- **Aim**: Transcribe each line of the material as it is, and drop any picture.

- **Exercise material**:
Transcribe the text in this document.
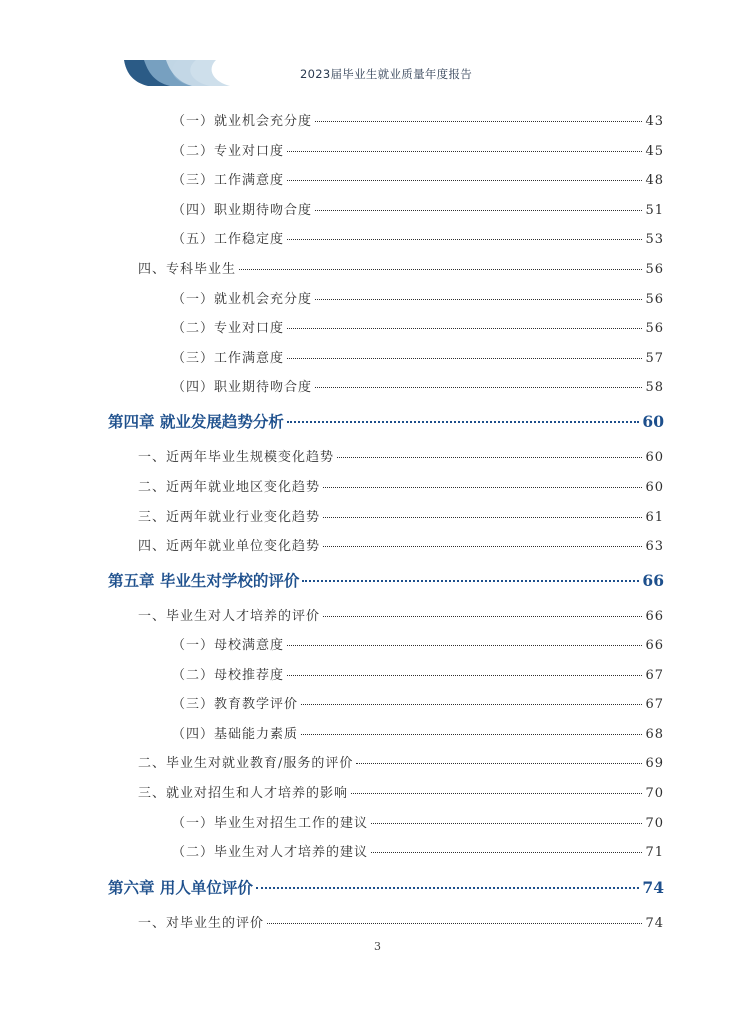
2023届毕业生就业质量年度报告
（一）就业机会充分度	43
（二）专业对口度	45
（三）工作满意度	48
（四）职业期待吻合度	51
（五）工作稳定度	53
四、专科毕业生	56
（一）就业机会充分度	56
（二）专业对口度	56
（三）工作满意度	57
（四）职业期待吻合度	58
第四章 就业发展趋势分析	60
一、近两年毕业生规模变化趋势	60
二、近两年就业地区变化趋势	60
三、近两年就业行业变化趋势	61
四、近两年就业单位变化趋势	63
第五章 毕业生对学校的评价	66
一、毕业生对人才培养的评价	66
（一）母校满意度	66
（二）母校推荐度	67
（三）教育教学评价	67
（四）基础能力素质	68
二、毕业生对就业教育/服务的评价	69
三、就业对招生和人才培养的影响	70
（一）毕业生对招生工作的建议	70
（二）毕业生对人才培养的建议	71
第六章 用人单位评价	74
一、对毕业生的评价	74
3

- **Output for this task**:
Transcribe the text in this document.
2023届毕业生就业质量年度报告
（一）就业机会充分度	43
（二）专业对口度	45
（三）工作满意度	48
（四）职业期待吻合度	51
（五）工作稳定度	53
四、专科毕业生	56
（一）就业机会充分度	56
（二）专业对口度	56
（三）工作满意度	57
（四）职业期待吻合度	58
第四章 就业发展趋势分析	60
一、近两年毕业生规模变化趋势	60
二、近两年就业地区变化趋势	60
三、近两年就业行业变化趋势	61
四、近两年就业单位变化趋势	63
第五章 毕业生对学校的评价	66
一、毕业生对人才培养的评价	66
（一）母校满意度	66
（二）母校推荐度	67
（三）教育教学评价	67
（四）基础能力素质	68
二、毕业生对就业教育/服务的评价	69
三、就业对招生和人才培养的影响	70
（一）毕业生对招生工作的建议	70
（二）毕业生对人才培养的建议	71
第六章 用人单位评价	74
一、对毕业生的评价	74
3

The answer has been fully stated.